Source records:
^^^^^^^^^^^^^^^^
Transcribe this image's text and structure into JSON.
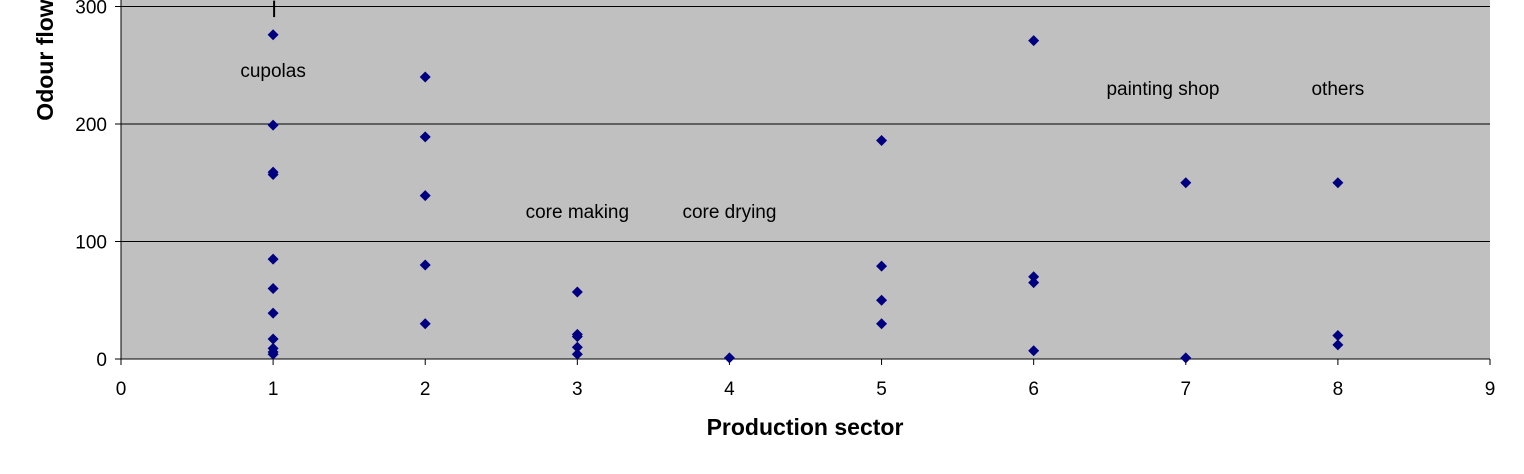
{
  "chart_data": {
    "type": "scatter",
    "xlabel": "Production sector",
    "ylabel": "Odour flow",
    "xlim": [
      0,
      9
    ],
    "ylim": [
      0,
      300
    ],
    "x_ticks": [
      0,
      1,
      2,
      3,
      4,
      5,
      6,
      7,
      8,
      9
    ],
    "y_ticks": [
      0,
      100,
      200,
      300
    ],
    "grid": "horizontal",
    "plot_background": "#c0c0c0",
    "marker_color": "#000080",
    "marker": "diamond",
    "series": [
      {
        "points": [
          [
            1,
            276
          ],
          [
            1,
            199
          ],
          [
            1,
            159
          ],
          [
            1,
            157
          ],
          [
            1,
            85
          ],
          [
            1,
            60
          ],
          [
            1,
            39
          ],
          [
            1,
            17
          ],
          [
            1,
            9
          ],
          [
            1,
            6
          ],
          [
            1,
            4
          ],
          [
            2,
            240
          ],
          [
            2,
            189
          ],
          [
            2,
            139
          ],
          [
            2,
            80
          ],
          [
            2,
            30
          ],
          [
            3,
            57
          ],
          [
            3,
            21
          ],
          [
            3,
            19
          ],
          [
            3,
            10
          ],
          [
            3,
            4
          ],
          [
            4,
            1
          ],
          [
            5,
            186
          ],
          [
            5,
            79
          ],
          [
            5,
            50
          ],
          [
            5,
            30
          ],
          [
            6,
            271
          ],
          [
            6,
            70
          ],
          [
            6,
            65
          ],
          [
            6,
            7
          ],
          [
            7,
            150
          ],
          [
            7,
            1
          ],
          [
            8,
            150
          ],
          [
            8,
            20
          ],
          [
            8,
            12
          ]
        ]
      }
    ],
    "annotations": [
      {
        "text": "cupolas",
        "x": 1,
        "y": 245
      },
      {
        "text": "core making",
        "x": 3,
        "y": 125
      },
      {
        "text": "core drying",
        "x": 4,
        "y": 125
      },
      {
        "text": "painting shop",
        "x": 6.85,
        "y": 230
      },
      {
        "text": "others",
        "x": 8,
        "y": 230
      }
    ],
    "marker_line": {
      "x": 1,
      "y_from": 291,
      "y_to": 305
    }
  }
}
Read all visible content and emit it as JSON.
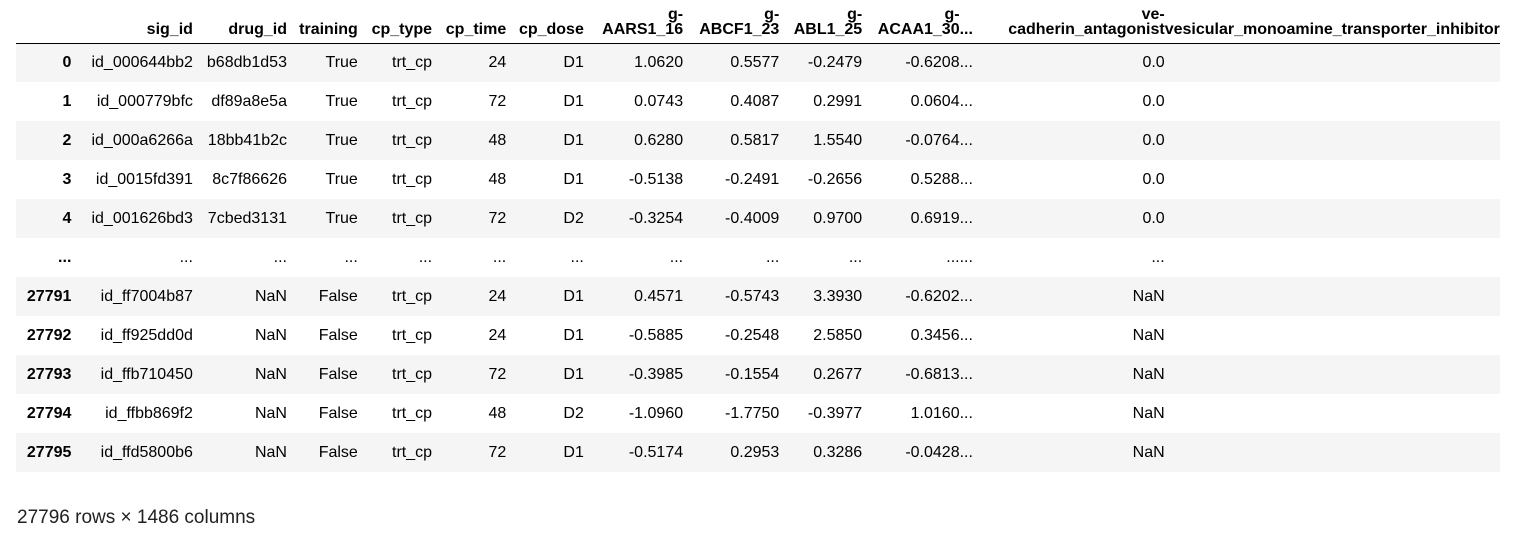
{
  "table": {
    "columns": {
      "index": "",
      "sig_id": "sig_id",
      "drug_id": "drug_id",
      "training": "training",
      "cp_type": "cp_type",
      "cp_time": "cp_time",
      "cp_dose": "cp_dose",
      "g1_top": "g-",
      "g1_bottom": "AARS1_16",
      "g2_top": "g-",
      "g2_bottom": "ABCF1_23",
      "g3_top": "g-",
      "g3_bottom": "ABL1_25",
      "g4_top": "g-",
      "g4_bottom": "ACAA1_30",
      "ellipsis": "...",
      "ve_top": "ve-",
      "ve_bottom": "cadherin_antagonist",
      "vesicular": "vesicular_monoamine_transporter_inhibitor"
    },
    "rows": [
      {
        "index": "0",
        "sig_id": "id_000644bb2",
        "drug_id": "b68db1d53",
        "training": "True",
        "cp_type": "trt_cp",
        "cp_time": "24",
        "cp_dose": "D1",
        "g1": "1.0620",
        "g2": "0.5577",
        "g3": "-0.2479",
        "g4": "-0.6208",
        "ellipsis": "...",
        "ve": "0.0",
        "vesicular": ""
      },
      {
        "index": "1",
        "sig_id": "id_000779bfc",
        "drug_id": "df89a8e5a",
        "training": "True",
        "cp_type": "trt_cp",
        "cp_time": "72",
        "cp_dose": "D1",
        "g1": "0.0743",
        "g2": "0.4087",
        "g3": "0.2991",
        "g4": "0.0604",
        "ellipsis": "...",
        "ve": "0.0",
        "vesicular": ""
      },
      {
        "index": "2",
        "sig_id": "id_000a6266a",
        "drug_id": "18bb41b2c",
        "training": "True",
        "cp_type": "trt_cp",
        "cp_time": "48",
        "cp_dose": "D1",
        "g1": "0.6280",
        "g2": "0.5817",
        "g3": "1.5540",
        "g4": "-0.0764",
        "ellipsis": "...",
        "ve": "0.0",
        "vesicular": ""
      },
      {
        "index": "3",
        "sig_id": "id_0015fd391",
        "drug_id": "8c7f86626",
        "training": "True",
        "cp_type": "trt_cp",
        "cp_time": "48",
        "cp_dose": "D1",
        "g1": "-0.5138",
        "g2": "-0.2491",
        "g3": "-0.2656",
        "g4": "0.5288",
        "ellipsis": "...",
        "ve": "0.0",
        "vesicular": ""
      },
      {
        "index": "4",
        "sig_id": "id_001626bd3",
        "drug_id": "7cbed3131",
        "training": "True",
        "cp_type": "trt_cp",
        "cp_time": "72",
        "cp_dose": "D2",
        "g1": "-0.3254",
        "g2": "-0.4009",
        "g3": "0.9700",
        "g4": "0.6919",
        "ellipsis": "...",
        "ve": "0.0",
        "vesicular": ""
      },
      {
        "index": "...",
        "sig_id": "...",
        "drug_id": "...",
        "training": "...",
        "cp_type": "...",
        "cp_time": "...",
        "cp_dose": "...",
        "g1": "...",
        "g2": "...",
        "g3": "...",
        "g4": "...",
        "ellipsis": "...",
        "ve": "...",
        "vesicular": ""
      },
      {
        "index": "27791",
        "sig_id": "id_ff7004b87",
        "drug_id": "NaN",
        "training": "False",
        "cp_type": "trt_cp",
        "cp_time": "24",
        "cp_dose": "D1",
        "g1": "0.4571",
        "g2": "-0.5743",
        "g3": "3.3930",
        "g4": "-0.6202",
        "ellipsis": "...",
        "ve": "NaN",
        "vesicular": ""
      },
      {
        "index": "27792",
        "sig_id": "id_ff925dd0d",
        "drug_id": "NaN",
        "training": "False",
        "cp_type": "trt_cp",
        "cp_time": "24",
        "cp_dose": "D1",
        "g1": "-0.5885",
        "g2": "-0.2548",
        "g3": "2.5850",
        "g4": "0.3456",
        "ellipsis": "...",
        "ve": "NaN",
        "vesicular": ""
      },
      {
        "index": "27793",
        "sig_id": "id_ffb710450",
        "drug_id": "NaN",
        "training": "False",
        "cp_type": "trt_cp",
        "cp_time": "72",
        "cp_dose": "D1",
        "g1": "-0.3985",
        "g2": "-0.1554",
        "g3": "0.2677",
        "g4": "-0.6813",
        "ellipsis": "...",
        "ve": "NaN",
        "vesicular": ""
      },
      {
        "index": "27794",
        "sig_id": "id_ffbb869f2",
        "drug_id": "NaN",
        "training": "False",
        "cp_type": "trt_cp",
        "cp_time": "48",
        "cp_dose": "D2",
        "g1": "-1.0960",
        "g2": "-1.7750",
        "g3": "-0.3977",
        "g4": "1.0160",
        "ellipsis": "...",
        "ve": "NaN",
        "vesicular": ""
      },
      {
        "index": "27795",
        "sig_id": "id_ffd5800b6",
        "drug_id": "NaN",
        "training": "False",
        "cp_type": "trt_cp",
        "cp_time": "72",
        "cp_dose": "D1",
        "g1": "-0.5174",
        "g2": "0.2953",
        "g3": "0.3286",
        "g4": "-0.0428",
        "ellipsis": "...",
        "ve": "NaN",
        "vesicular": ""
      }
    ]
  },
  "footer": {
    "shape": "27796 rows × 1486 columns"
  }
}
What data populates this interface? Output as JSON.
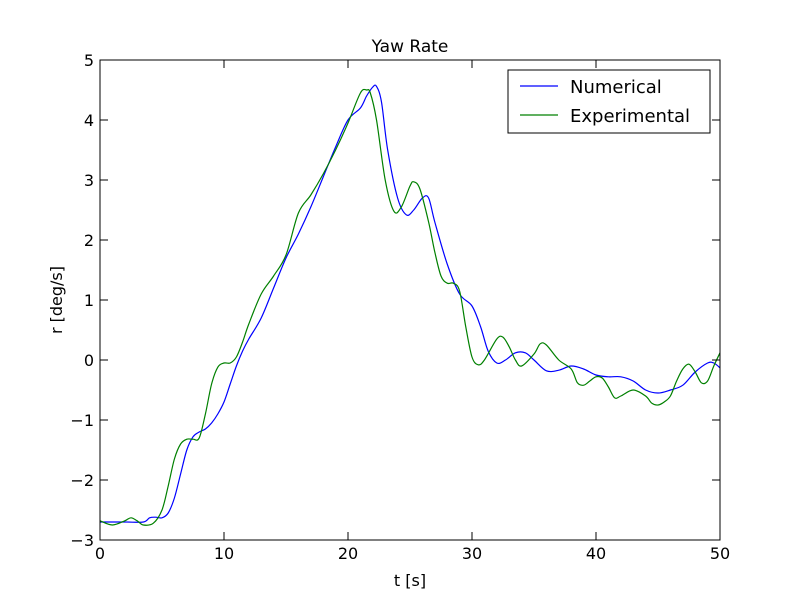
^^^^^^^^^^^^^^^^
- [TASK DIRECTIONS]:
All of the lines above should be printed exactly, minus the pictures.

- [RESPONSE TO THE TASK]:
Transcribe this image's text and structure into JSON.
{
  "chart_data": {
    "type": "scatter",
    "xlabel": "Production sector",
    "ylabel": "Odour flow",
    "xlim": [
      0,
      9
    ],
    "ylim": [
      0,
      300
    ],
    "x_ticks": [
      0,
      1,
      2,
      3,
      4,
      5,
      6,
      7,
      8,
      9
    ],
    "y_ticks": [
      0,
      100,
      200,
      300
    ],
    "grid": "horizontal",
    "plot_background": "#c0c0c0",
    "marker_color": "#000080",
    "marker": "diamond",
    "series": [
      {
        "points": [
          [
            1,
            276
          ],
          [
            1,
            199
          ],
          [
            1,
            159
          ],
          [
            1,
            157
          ],
          [
            1,
            85
          ],
          [
            1,
            60
          ],
          [
            1,
            39
          ],
          [
            1,
            17
          ],
          [
            1,
            9
          ],
          [
            1,
            6
          ],
          [
            1,
            4
          ],
          [
            2,
            240
          ],
          [
            2,
            189
          ],
          [
            2,
            139
          ],
          [
            2,
            80
          ],
          [
            2,
            30
          ],
          [
            3,
            57
          ],
          [
            3,
            21
          ],
          [
            3,
            19
          ],
          [
            3,
            10
          ],
          [
            3,
            4
          ],
          [
            4,
            1
          ],
          [
            5,
            186
          ],
          [
            5,
            79
          ],
          [
            5,
            50
          ],
          [
            5,
            30
          ],
          [
            6,
            271
          ],
          [
            6,
            70
          ],
          [
            6,
            65
          ],
          [
            6,
            7
          ],
          [
            7,
            150
          ],
          [
            7,
            1
          ],
          [
            8,
            150
          ],
          [
            8,
            20
          ],
          [
            8,
            12
          ]
        ]
      }
    ],
    "annotations": [
      {
        "text": "cupolas",
        "x": 1,
        "y": 245
      },
      {
        "text": "core making",
        "x": 3,
        "y": 125
      },
      {
        "text": "core drying",
        "x": 4,
        "y": 125
      },
      {
        "text": "painting shop",
        "x": 6.85,
        "y": 230
      },
      {
        "text": "others",
        "x": 8,
        "y": 230
      }
    ],
    "marker_line": {
      "x": 1,
      "y_from": 291,
      "y_to": 305
    }
  }
}
Read all visible content and emit it as JSON.
{
  "table": {
    "columns": {
      "index": "",
      "sig_id": "sig_id",
      "drug_id": "drug_id",
      "training": "training",
      "cp_type": "cp_type",
      "cp_time": "cp_time",
      "cp_dose": "cp_dose",
      "g1_top": "g-",
      "g1_bottom": "AARS1_16",
      "g2_top": "g-",
      "g2_bottom": "ABCF1_23",
      "g3_top": "g-",
      "g3_bottom": "ABL1_25",
      "g4_top": "g-",
      "g4_bottom": "ACAA1_30",
      "ellipsis": "...",
      "ve_top": "ve-",
      "ve_bottom": "cadherin_antagonist",
      "vesicular": "vesicular_monoamine_transporter_inhibitor"
    },
    "rows": [
      {
        "index": "0",
        "sig_id": "id_000644bb2",
        "drug_id": "b68db1d53",
        "training": "True",
        "cp_type": "trt_cp",
        "cp_time": "24",
        "cp_dose": "D1",
        "g1": "1.0620",
        "g2": "0.5577",
        "g3": "-0.2479",
        "g4": "-0.6208",
        "ellipsis": "...",
        "ve": "0.0",
        "vesicular": ""
      },
      {
        "index": "1",
        "sig_id": "id_000779bfc",
        "drug_id": "df89a8e5a",
        "training": "True",
        "cp_type": "trt_cp",
        "cp_time": "72",
        "cp_dose": "D1",
        "g1": "0.0743",
        "g2": "0.4087",
        "g3": "0.2991",
        "g4": "0.0604",
        "ellipsis": "...",
        "ve": "0.0",
        "vesicular": ""
      },
      {
        "index": "2",
        "sig_id": "id_000a6266a",
        "drug_id": "18bb41b2c",
        "training": "True",
        "cp_type": "trt_cp",
        "cp_time": "48",
        "cp_dose": "D1",
        "g1": "0.6280",
        "g2": "0.5817",
        "g3": "1.5540",
        "g4": "-0.0764",
        "ellipsis": "...",
        "ve": "0.0",
        "vesicular": ""
      },
      {
        "index": "3",
        "sig_id": "id_0015fd391",
        "drug_id": "8c7f86626",
        "training": "True",
        "cp_type": "trt_cp",
        "cp_time": "48",
        "cp_dose": "D1",
        "g1": "-0.5138",
        "g2": "-0.2491",
        "g3": "-0.2656",
        "g4": "0.5288",
        "ellipsis": "...",
        "ve": "0.0",
        "vesicular": ""
      },
      {
        "index": "4",
        "sig_id": "id_001626bd3",
        "drug_id": "7cbed3131",
        "training": "True",
        "cp_type": "trt_cp",
        "cp_time": "72",
        "cp_dose": "D2",
        "g1": "-0.3254",
        "g2": "-0.4009",
        "g3": "0.9700",
        "g4": "0.6919",
        "ellipsis": "...",
        "ve": "0.0",
        "vesicular": ""
      },
      {
        "index": "...",
        "sig_id": "...",
        "drug_id": "...",
        "training": "...",
        "cp_type": "...",
        "cp_time": "...",
        "cp_dose": "...",
        "g1": "...",
        "g2": "...",
        "g3": "...",
        "g4": "...",
        "ellipsis": "...",
        "ve": "...",
        "vesicular": ""
      },
      {
        "index": "27791",
        "sig_id": "id_ff7004b87",
        "drug_id": "NaN",
        "training": "False",
        "cp_type": "trt_cp",
        "cp_time": "24",
        "cp_dose": "D1",
        "g1": "0.4571",
        "g2": "-0.5743",
        "g3": "3.3930",
        "g4": "-0.6202",
        "ellipsis": "...",
        "ve": "NaN",
        "vesicular": ""
      },
      {
        "index": "27792",
        "sig_id": "id_ff925dd0d",
        "drug_id": "NaN",
        "training": "False",
        "cp_type": "trt_cp",
        "cp_time": "24",
        "cp_dose": "D1",
        "g1": "-0.5885",
        "g2": "-0.2548",
        "g3": "2.5850",
        "g4": "0.3456",
        "ellipsis": "...",
        "ve": "NaN",
        "vesicular": ""
      },
      {
        "index": "27793",
        "sig_id": "id_ffb710450",
        "drug_id": "NaN",
        "training": "False",
        "cp_type": "trt_cp",
        "cp_time": "72",
        "cp_dose": "D1",
        "g1": "-0.3985",
        "g2": "-0.1554",
        "g3": "0.2677",
        "g4": "-0.6813",
        "ellipsis": "...",
        "ve": "NaN",
        "vesicular": ""
      },
      {
        "index": "27794",
        "sig_id": "id_ffbb869f2",
        "drug_id": "NaN",
        "training": "False",
        "cp_type": "trt_cp",
        "cp_time": "48",
        "cp_dose": "D2",
        "g1": "-1.0960",
        "g2": "-1.7750",
        "g3": "-0.3977",
        "g4": "1.0160",
        "ellipsis": "...",
        "ve": "NaN",
        "vesicular": ""
      },
      {
        "index": "27795",
        "sig_id": "id_ffd5800b6",
        "drug_id": "NaN",
        "training": "False",
        "cp_type": "trt_cp",
        "cp_time": "72",
        "cp_dose": "D1",
        "g1": "-0.5174",
        "g2": "0.2953",
        "g3": "0.3286",
        "g4": "-0.0428",
        "ellipsis": "...",
        "ve": "NaN",
        "vesicular": ""
      }
    ]
  },
  "footer": {
    "shape": "27796 rows × 1486 columns"
  }
}
What data populates this interface? Output as JSON.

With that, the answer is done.